» WHAT IS BEING ASKED: Reproduce each record exactly.

_____

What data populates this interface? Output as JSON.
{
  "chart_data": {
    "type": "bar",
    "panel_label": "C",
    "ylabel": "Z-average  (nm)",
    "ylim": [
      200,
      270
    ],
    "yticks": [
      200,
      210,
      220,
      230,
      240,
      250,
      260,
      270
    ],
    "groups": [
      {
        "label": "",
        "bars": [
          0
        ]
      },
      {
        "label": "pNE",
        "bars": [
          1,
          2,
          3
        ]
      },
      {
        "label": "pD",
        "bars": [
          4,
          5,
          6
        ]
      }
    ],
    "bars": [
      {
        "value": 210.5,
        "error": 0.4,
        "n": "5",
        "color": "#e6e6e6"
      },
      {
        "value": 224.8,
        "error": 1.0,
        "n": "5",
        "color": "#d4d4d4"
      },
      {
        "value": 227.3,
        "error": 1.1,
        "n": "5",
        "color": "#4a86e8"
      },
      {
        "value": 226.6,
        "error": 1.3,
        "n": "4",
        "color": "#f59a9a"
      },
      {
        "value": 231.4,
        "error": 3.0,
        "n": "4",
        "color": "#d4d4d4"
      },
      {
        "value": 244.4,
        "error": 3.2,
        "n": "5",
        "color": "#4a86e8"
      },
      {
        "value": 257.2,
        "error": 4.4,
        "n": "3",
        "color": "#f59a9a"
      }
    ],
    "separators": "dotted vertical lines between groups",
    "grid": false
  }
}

_____

» COMPLETED TASK:
What data populates this interface? Output as JSON.
{
  "chart_data": {
    "type": "bar",
    "panel_label": "C",
    "ylabel": "Z-average  (nm)",
    "ylim": [
      200,
      270
    ],
    "yticks": [
      200,
      210,
      220,
      230,
      240,
      250,
      260,
      270
    ],
    "groups": [
      {
        "label": "",
        "bars": [
          0
        ]
      },
      {
        "label": "pNE",
        "bars": [
          1,
          2,
          3
        ]
      },
      {
        "label": "pD",
        "bars": [
          4,
          5,
          6
        ]
      }
    ],
    "bars": [
      {
        "value": 210.5,
        "error": 0.4,
        "n": "5",
        "color": "#e6e6e6"
      },
      {
        "value": 224.8,
        "error": 1.0,
        "n": "5",
        "color": "#d4d4d4"
      },
      {
        "value": 227.3,
        "error": 1.1,
        "n": "5",
        "color": "#4a86e8"
      },
      {
        "value": 226.6,
        "error": 1.3,
        "n": "4",
        "color": "#f59a9a"
      },
      {
        "value": 231.4,
        "error": 3.0,
        "n": "4",
        "color": "#d4d4d4"
      },
      {
        "value": 244.4,
        "error": 3.2,
        "n": "5",
        "color": "#4a86e8"
      },
      {
        "value": 257.2,
        "error": 4.4,
        "n": "3",
        "color": "#f59a9a"
      }
    ],
    "separators": "dotted vertical lines between groups",
    "grid": false
  }
}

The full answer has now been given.